- What is needed
Go through the listing and copy every line word for word.

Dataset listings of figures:
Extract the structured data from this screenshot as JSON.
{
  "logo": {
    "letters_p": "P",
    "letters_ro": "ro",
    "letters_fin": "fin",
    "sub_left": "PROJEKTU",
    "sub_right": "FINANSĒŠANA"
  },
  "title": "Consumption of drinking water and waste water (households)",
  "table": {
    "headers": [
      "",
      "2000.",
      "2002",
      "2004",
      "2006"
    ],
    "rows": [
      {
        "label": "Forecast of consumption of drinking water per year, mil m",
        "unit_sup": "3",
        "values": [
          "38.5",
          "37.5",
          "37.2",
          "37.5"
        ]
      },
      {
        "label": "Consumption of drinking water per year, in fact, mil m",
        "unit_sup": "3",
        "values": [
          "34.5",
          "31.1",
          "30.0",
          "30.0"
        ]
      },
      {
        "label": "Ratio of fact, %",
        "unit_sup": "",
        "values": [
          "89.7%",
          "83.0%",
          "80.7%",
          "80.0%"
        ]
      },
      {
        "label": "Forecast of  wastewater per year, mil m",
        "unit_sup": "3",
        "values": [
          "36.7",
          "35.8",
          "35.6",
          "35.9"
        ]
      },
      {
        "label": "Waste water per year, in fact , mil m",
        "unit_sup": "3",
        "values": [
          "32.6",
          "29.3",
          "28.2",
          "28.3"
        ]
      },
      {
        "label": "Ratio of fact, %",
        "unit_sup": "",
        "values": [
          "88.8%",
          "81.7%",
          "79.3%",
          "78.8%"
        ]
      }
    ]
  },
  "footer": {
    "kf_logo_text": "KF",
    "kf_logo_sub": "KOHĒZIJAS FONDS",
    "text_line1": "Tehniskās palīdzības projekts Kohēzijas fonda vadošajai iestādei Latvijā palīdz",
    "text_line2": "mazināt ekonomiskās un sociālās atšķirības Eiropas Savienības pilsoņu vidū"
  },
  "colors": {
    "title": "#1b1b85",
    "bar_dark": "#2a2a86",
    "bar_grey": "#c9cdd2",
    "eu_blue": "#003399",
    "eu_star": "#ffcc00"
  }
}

- Result of this task
Extract the structured data from this screenshot as JSON.
{
  "logo": {
    "letters_p": "P",
    "letters_ro": "ro",
    "letters_fin": "fin",
    "sub_left": "PROJEKTU",
    "sub_right": "FINANSĒŠANA"
  },
  "title": "Consumption of drinking water and waste water (households)",
  "table": {
    "headers": [
      "",
      "2000.",
      "2002",
      "2004",
      "2006"
    ],
    "rows": [
      {
        "label": "Forecast of consumption of drinking water per year, mil m",
        "unit_sup": "3",
        "values": [
          "38.5",
          "37.5",
          "37.2",
          "37.5"
        ]
      },
      {
        "label": "Consumption of drinking water per year, in fact, mil m",
        "unit_sup": "3",
        "values": [
          "34.5",
          "31.1",
          "30.0",
          "30.0"
        ]
      },
      {
        "label": "Ratio of fact, %",
        "unit_sup": "",
        "values": [
          "89.7%",
          "83.0%",
          "80.7%",
          "80.0%"
        ]
      },
      {
        "label": "Forecast of  wastewater per year, mil m",
        "unit_sup": "3",
        "values": [
          "36.7",
          "35.8",
          "35.6",
          "35.9"
        ]
      },
      {
        "label": "Waste water per year, in fact , mil m",
        "unit_sup": "3",
        "values": [
          "32.6",
          "29.3",
          "28.2",
          "28.3"
        ]
      },
      {
        "label": "Ratio of fact, %",
        "unit_sup": "",
        "values": [
          "88.8%",
          "81.7%",
          "79.3%",
          "78.8%"
        ]
      }
    ]
  },
  "footer": {
    "kf_logo_text": "KF",
    "kf_logo_sub": "KOHĒZIJAS FONDS",
    "text_line1": "Tehniskās palīdzības projekts Kohēzijas fonda vadošajai iestādei Latvijā palīdz",
    "text_line2": "mazināt ekonomiskās un sociālās atšķirības Eiropas Savienības pilsoņu vidū"
  },
  "colors": {
    "title": "#1b1b85",
    "bar_dark": "#2a2a86",
    "bar_grey": "#c9cdd2",
    "eu_blue": "#003399",
    "eu_star": "#ffcc00"
  }
}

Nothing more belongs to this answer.